- DATA SUPPLIED
━━━━━━━━

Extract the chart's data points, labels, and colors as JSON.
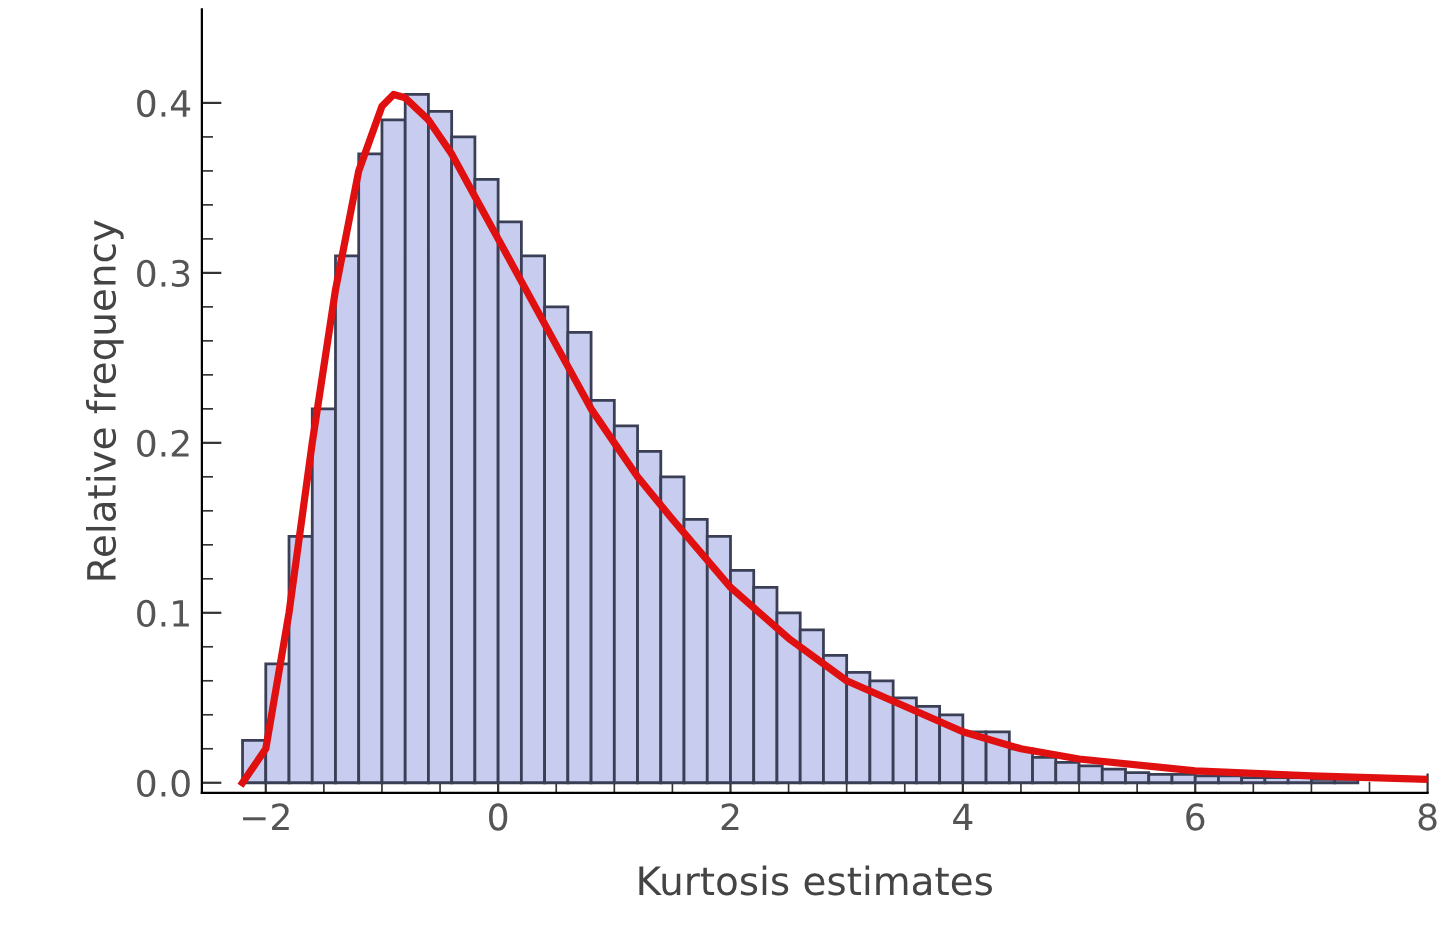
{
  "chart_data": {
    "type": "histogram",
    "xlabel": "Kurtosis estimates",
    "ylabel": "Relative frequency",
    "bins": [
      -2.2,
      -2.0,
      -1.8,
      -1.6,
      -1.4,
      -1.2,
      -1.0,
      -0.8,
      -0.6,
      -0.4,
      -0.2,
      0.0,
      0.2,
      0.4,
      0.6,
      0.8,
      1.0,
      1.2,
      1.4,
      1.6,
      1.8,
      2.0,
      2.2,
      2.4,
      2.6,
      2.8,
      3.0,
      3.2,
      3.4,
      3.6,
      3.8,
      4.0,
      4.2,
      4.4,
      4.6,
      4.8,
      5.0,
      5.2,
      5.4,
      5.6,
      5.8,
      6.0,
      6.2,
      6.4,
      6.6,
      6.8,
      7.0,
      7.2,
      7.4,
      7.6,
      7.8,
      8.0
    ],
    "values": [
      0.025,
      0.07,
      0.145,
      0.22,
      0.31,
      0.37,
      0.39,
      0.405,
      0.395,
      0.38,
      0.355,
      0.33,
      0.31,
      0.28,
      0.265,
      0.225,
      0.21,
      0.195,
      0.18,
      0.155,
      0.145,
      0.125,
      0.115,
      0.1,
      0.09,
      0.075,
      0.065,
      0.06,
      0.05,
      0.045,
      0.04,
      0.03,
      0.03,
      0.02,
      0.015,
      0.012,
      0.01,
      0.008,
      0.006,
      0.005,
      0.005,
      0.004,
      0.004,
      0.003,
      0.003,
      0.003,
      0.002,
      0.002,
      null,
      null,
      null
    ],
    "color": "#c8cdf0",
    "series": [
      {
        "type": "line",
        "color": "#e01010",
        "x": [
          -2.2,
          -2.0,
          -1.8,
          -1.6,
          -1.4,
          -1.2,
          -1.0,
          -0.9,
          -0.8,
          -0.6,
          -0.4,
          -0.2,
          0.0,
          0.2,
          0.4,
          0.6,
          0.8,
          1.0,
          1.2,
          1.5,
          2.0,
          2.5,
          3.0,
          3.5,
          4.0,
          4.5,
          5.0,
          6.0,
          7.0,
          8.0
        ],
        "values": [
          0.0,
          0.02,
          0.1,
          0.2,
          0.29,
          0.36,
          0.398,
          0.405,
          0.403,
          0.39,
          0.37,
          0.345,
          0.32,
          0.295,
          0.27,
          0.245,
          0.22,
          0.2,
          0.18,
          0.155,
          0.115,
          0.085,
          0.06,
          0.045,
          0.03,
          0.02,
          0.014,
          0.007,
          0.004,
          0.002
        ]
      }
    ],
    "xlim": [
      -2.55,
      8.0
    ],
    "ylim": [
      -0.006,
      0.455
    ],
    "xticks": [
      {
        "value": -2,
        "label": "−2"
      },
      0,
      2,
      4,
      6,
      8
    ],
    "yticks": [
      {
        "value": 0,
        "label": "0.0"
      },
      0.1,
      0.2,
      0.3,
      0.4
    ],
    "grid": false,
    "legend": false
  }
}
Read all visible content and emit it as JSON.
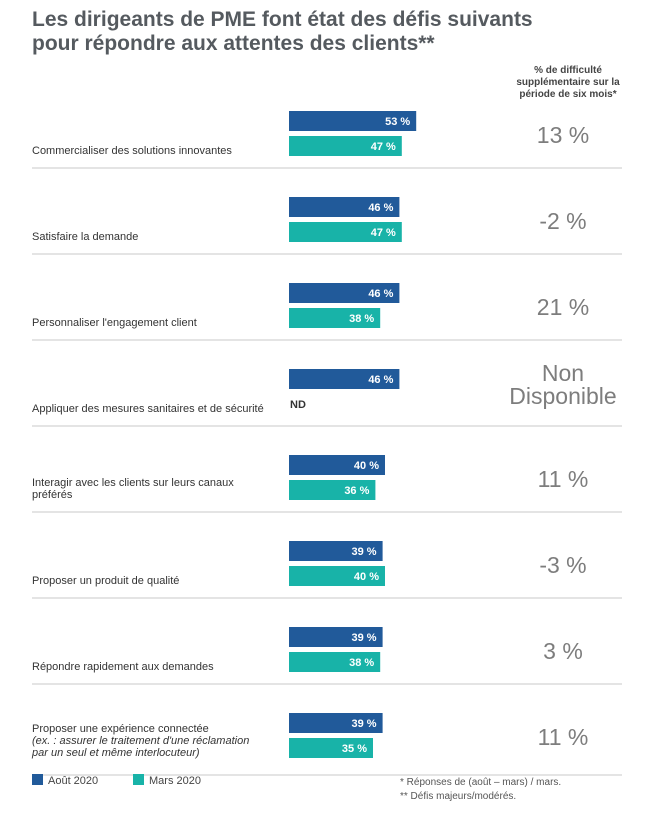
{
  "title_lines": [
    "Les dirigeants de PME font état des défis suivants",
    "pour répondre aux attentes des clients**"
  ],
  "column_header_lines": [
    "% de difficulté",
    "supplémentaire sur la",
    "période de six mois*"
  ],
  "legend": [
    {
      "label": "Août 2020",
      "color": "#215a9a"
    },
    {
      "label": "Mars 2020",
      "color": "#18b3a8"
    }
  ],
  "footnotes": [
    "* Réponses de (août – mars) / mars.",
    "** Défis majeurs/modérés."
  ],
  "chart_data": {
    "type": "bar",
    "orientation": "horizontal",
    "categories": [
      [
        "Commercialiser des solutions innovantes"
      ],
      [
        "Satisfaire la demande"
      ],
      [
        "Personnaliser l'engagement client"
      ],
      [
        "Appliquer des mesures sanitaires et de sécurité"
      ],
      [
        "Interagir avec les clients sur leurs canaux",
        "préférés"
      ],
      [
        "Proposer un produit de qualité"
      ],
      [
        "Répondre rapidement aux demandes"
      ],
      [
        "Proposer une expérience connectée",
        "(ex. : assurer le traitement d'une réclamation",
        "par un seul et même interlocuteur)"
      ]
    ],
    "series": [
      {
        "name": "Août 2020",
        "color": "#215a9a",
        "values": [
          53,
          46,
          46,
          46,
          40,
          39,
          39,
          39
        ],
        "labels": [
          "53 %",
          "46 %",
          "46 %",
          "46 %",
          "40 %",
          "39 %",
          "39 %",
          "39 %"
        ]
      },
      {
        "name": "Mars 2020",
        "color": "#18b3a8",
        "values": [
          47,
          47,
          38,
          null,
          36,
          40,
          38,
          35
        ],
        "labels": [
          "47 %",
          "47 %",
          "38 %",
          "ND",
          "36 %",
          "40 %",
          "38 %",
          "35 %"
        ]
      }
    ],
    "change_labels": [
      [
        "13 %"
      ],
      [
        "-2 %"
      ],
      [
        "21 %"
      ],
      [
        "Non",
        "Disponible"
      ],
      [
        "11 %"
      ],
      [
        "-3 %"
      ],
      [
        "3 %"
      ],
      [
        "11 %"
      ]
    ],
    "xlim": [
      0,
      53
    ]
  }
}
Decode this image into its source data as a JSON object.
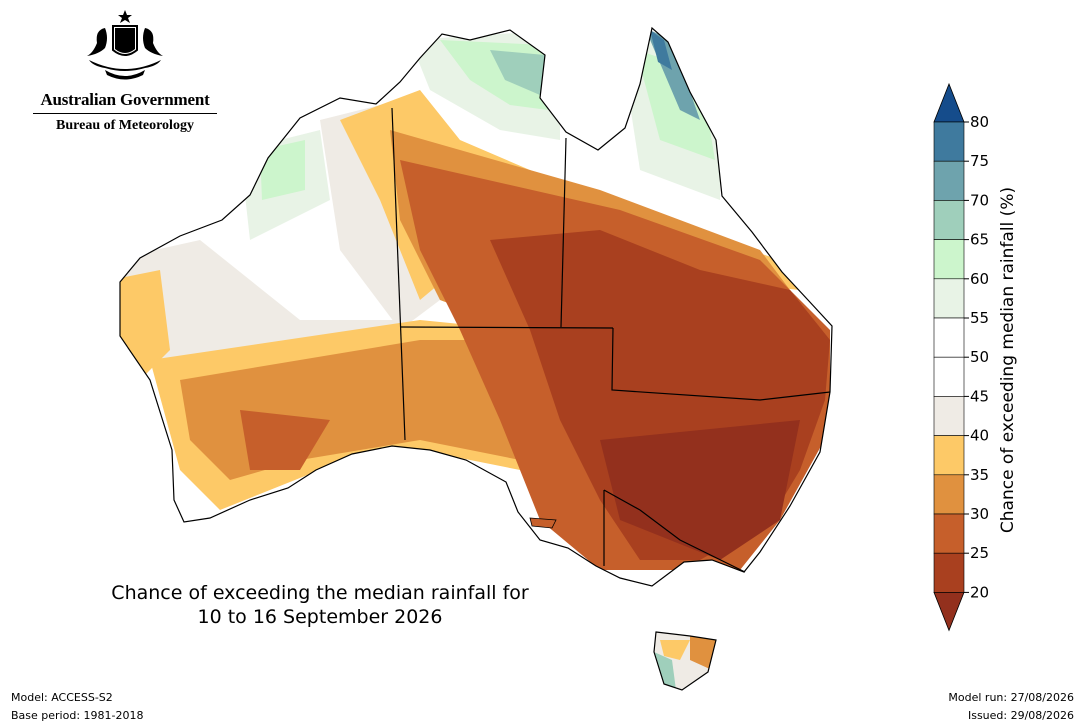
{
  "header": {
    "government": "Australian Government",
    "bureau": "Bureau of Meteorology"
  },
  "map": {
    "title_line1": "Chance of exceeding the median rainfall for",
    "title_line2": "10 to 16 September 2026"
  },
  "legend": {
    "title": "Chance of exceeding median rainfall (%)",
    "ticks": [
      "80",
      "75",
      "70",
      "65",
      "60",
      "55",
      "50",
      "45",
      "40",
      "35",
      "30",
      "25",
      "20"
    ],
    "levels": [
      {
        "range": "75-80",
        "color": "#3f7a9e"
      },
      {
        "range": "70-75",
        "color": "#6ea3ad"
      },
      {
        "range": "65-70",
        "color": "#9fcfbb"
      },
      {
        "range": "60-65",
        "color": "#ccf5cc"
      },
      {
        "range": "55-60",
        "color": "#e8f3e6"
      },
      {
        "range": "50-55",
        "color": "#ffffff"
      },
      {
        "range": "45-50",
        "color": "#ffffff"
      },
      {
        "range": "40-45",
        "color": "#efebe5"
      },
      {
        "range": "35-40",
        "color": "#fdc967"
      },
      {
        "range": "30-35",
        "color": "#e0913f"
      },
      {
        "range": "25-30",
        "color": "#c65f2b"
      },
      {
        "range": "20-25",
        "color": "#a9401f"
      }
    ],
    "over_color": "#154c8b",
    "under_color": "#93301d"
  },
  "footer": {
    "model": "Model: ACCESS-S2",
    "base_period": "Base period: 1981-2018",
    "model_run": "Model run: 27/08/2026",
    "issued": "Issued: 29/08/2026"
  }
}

━━━━━━━━

- WRITTEN REQUEST
Your task is to return the entries above exactly, with no pictures.

- WRITTEN RESPONSE
Extract the chart's data points, labels, and colors as JSON.
{
  "chart_data": {
    "type": "histogram",
    "xlabel": "Kurtosis estimates",
    "ylabel": "Relative frequency",
    "bins": [
      -2.2,
      -2.0,
      -1.8,
      -1.6,
      -1.4,
      -1.2,
      -1.0,
      -0.8,
      -0.6,
      -0.4,
      -0.2,
      0.0,
      0.2,
      0.4,
      0.6,
      0.8,
      1.0,
      1.2,
      1.4,
      1.6,
      1.8,
      2.0,
      2.2,
      2.4,
      2.6,
      2.8,
      3.0,
      3.2,
      3.4,
      3.6,
      3.8,
      4.0,
      4.2,
      4.4,
      4.6,
      4.8,
      5.0,
      5.2,
      5.4,
      5.6,
      5.8,
      6.0,
      6.2,
      6.4,
      6.6,
      6.8,
      7.0,
      7.2,
      7.4,
      7.6,
      7.8,
      8.0
    ],
    "values": [
      0.025,
      0.07,
      0.145,
      0.22,
      0.31,
      0.37,
      0.39,
      0.405,
      0.395,
      0.38,
      0.355,
      0.33,
      0.31,
      0.28,
      0.265,
      0.225,
      0.21,
      0.195,
      0.18,
      0.155,
      0.145,
      0.125,
      0.115,
      0.1,
      0.09,
      0.075,
      0.065,
      0.06,
      0.05,
      0.045,
      0.04,
      0.03,
      0.03,
      0.02,
      0.015,
      0.012,
      0.01,
      0.008,
      0.006,
      0.005,
      0.005,
      0.004,
      0.004,
      0.003,
      0.003,
      0.003,
      0.002,
      0.002,
      null,
      null,
      null
    ],
    "color": "#c8cdf0",
    "series": [
      {
        "type": "line",
        "color": "#e01010",
        "x": [
          -2.2,
          -2.0,
          -1.8,
          -1.6,
          -1.4,
          -1.2,
          -1.0,
          -0.9,
          -0.8,
          -0.6,
          -0.4,
          -0.2,
          0.0,
          0.2,
          0.4,
          0.6,
          0.8,
          1.0,
          1.2,
          1.5,
          2.0,
          2.5,
          3.0,
          3.5,
          4.0,
          4.5,
          5.0,
          6.0,
          7.0,
          8.0
        ],
        "values": [
          0.0,
          0.02,
          0.1,
          0.2,
          0.29,
          0.36,
          0.398,
          0.405,
          0.403,
          0.39,
          0.37,
          0.345,
          0.32,
          0.295,
          0.27,
          0.245,
          0.22,
          0.2,
          0.18,
          0.155,
          0.115,
          0.085,
          0.06,
          0.045,
          0.03,
          0.02,
          0.014,
          0.007,
          0.004,
          0.002
        ]
      }
    ],
    "xlim": [
      -2.55,
      8.0
    ],
    "ylim": [
      -0.006,
      0.455
    ],
    "xticks": [
      {
        "value": -2,
        "label": "−2"
      },
      0,
      2,
      4,
      6,
      8
    ],
    "yticks": [
      {
        "value": 0,
        "label": "0.0"
      },
      0.1,
      0.2,
      0.3,
      0.4
    ],
    "grid": false,
    "legend": false
  }
}
Read all visible content and emit it as JSON.
{
  "title_lines": [
    "Les dirigeants de PME font état des défis suivants",
    "pour répondre aux attentes des clients**"
  ],
  "column_header_lines": [
    "% de difficulté",
    "supplémentaire sur la",
    "période de six mois*"
  ],
  "legend": [
    {
      "label": "Août 2020",
      "color": "#215a9a"
    },
    {
      "label": "Mars 2020",
      "color": "#18b3a8"
    }
  ],
  "footnotes": [
    "* Réponses de (août – mars) / mars.",
    "** Défis majeurs/modérés."
  ],
  "chart_data": {
    "type": "bar",
    "orientation": "horizontal",
    "categories": [
      [
        "Commercialiser des solutions innovantes"
      ],
      [
        "Satisfaire la demande"
      ],
      [
        "Personnaliser l'engagement client"
      ],
      [
        "Appliquer des mesures sanitaires et de sécurité"
      ],
      [
        "Interagir avec les clients sur leurs canaux",
        "préférés"
      ],
      [
        "Proposer un produit de qualité"
      ],
      [
        "Répondre rapidement aux demandes"
      ],
      [
        "Proposer une expérience connectée",
        "(ex. : assurer le traitement d'une réclamation",
        "par un seul et même interlocuteur)"
      ]
    ],
    "series": [
      {
        "name": "Août 2020",
        "color": "#215a9a",
        "values": [
          53,
          46,
          46,
          46,
          40,
          39,
          39,
          39
        ],
        "labels": [
          "53 %",
          "46 %",
          "46 %",
          "46 %",
          "40 %",
          "39 %",
          "39 %",
          "39 %"
        ]
      },
      {
        "name": "Mars 2020",
        "color": "#18b3a8",
        "values": [
          47,
          47,
          38,
          null,
          36,
          40,
          38,
          35
        ],
        "labels": [
          "47 %",
          "47 %",
          "38 %",
          "ND",
          "36 %",
          "40 %",
          "38 %",
          "35 %"
        ]
      }
    ],
    "change_labels": [
      [
        "13 %"
      ],
      [
        "-2 %"
      ],
      [
        "21 %"
      ],
      [
        "Non",
        "Disponible"
      ],
      [
        "11 %"
      ],
      [
        "-3 %"
      ],
      [
        "3 %"
      ],
      [
        "11 %"
      ]
    ],
    "xlim": [
      0,
      53
    ]
  }
}
Decode this image into its source data as a JSON object.
{
  "header": {
    "government": "Australian Government",
    "bureau": "Bureau of Meteorology"
  },
  "map": {
    "title_line1": "Chance of exceeding the median rainfall for",
    "title_line2": "10 to 16 September 2026"
  },
  "legend": {
    "title": "Chance of exceeding median rainfall (%)",
    "ticks": [
      "80",
      "75",
      "70",
      "65",
      "60",
      "55",
      "50",
      "45",
      "40",
      "35",
      "30",
      "25",
      "20"
    ],
    "levels": [
      {
        "range": "75-80",
        "color": "#3f7a9e"
      },
      {
        "range": "70-75",
        "color": "#6ea3ad"
      },
      {
        "range": "65-70",
        "color": "#9fcfbb"
      },
      {
        "range": "60-65",
        "color": "#ccf5cc"
      },
      {
        "range": "55-60",
        "color": "#e8f3e6"
      },
      {
        "range": "50-55",
        "color": "#ffffff"
      },
      {
        "range": "45-50",
        "color": "#ffffff"
      },
      {
        "range": "40-45",
        "color": "#efebe5"
      },
      {
        "range": "35-40",
        "color": "#fdc967"
      },
      {
        "range": "30-35",
        "color": "#e0913f"
      },
      {
        "range": "25-30",
        "color": "#c65f2b"
      },
      {
        "range": "20-25",
        "color": "#a9401f"
      }
    ],
    "over_color": "#154c8b",
    "under_color": "#93301d"
  },
  "footer": {
    "model": "Model: ACCESS-S2",
    "base_period": "Base period: 1981-2018",
    "model_run": "Model run: 27/08/2026",
    "issued": "Issued: 29/08/2026"
  }
}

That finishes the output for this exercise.